(Stored data)
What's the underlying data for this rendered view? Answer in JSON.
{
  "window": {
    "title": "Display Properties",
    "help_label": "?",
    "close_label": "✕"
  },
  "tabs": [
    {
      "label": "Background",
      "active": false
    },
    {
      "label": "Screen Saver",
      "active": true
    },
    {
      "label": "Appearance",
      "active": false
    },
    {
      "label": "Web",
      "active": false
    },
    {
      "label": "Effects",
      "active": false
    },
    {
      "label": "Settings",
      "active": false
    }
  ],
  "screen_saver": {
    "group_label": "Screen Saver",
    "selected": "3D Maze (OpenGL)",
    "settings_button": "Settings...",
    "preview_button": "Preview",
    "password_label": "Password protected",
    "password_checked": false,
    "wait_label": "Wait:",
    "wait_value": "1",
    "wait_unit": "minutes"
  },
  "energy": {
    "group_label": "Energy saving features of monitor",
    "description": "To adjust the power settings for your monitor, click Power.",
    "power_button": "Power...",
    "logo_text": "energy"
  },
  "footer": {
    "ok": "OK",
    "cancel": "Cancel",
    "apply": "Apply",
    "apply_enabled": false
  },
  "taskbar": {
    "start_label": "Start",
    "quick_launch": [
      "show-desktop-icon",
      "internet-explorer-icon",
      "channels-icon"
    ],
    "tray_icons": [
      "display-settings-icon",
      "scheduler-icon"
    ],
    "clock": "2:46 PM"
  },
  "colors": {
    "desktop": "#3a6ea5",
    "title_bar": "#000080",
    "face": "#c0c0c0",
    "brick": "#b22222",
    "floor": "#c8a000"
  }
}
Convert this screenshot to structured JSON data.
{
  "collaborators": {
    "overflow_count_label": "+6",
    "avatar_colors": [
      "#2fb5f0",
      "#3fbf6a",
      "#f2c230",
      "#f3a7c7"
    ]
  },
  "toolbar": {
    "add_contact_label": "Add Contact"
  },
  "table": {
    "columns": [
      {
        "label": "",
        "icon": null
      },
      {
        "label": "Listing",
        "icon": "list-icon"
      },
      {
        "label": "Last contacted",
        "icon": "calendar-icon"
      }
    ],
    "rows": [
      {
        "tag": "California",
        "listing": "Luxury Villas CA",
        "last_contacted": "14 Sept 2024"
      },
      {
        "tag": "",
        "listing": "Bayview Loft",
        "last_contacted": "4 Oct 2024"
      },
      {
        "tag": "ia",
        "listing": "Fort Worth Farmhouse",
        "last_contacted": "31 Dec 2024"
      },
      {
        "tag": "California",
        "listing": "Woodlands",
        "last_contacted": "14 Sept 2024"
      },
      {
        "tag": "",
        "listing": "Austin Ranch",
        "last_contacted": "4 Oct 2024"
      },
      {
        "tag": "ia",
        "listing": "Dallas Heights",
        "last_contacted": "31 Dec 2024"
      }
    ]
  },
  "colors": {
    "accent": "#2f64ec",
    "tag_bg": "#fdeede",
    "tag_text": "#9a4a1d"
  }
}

### Instruction
Looking at the listing above, count the lines that contain "this" and give nothing but the number.

### Expected answer
2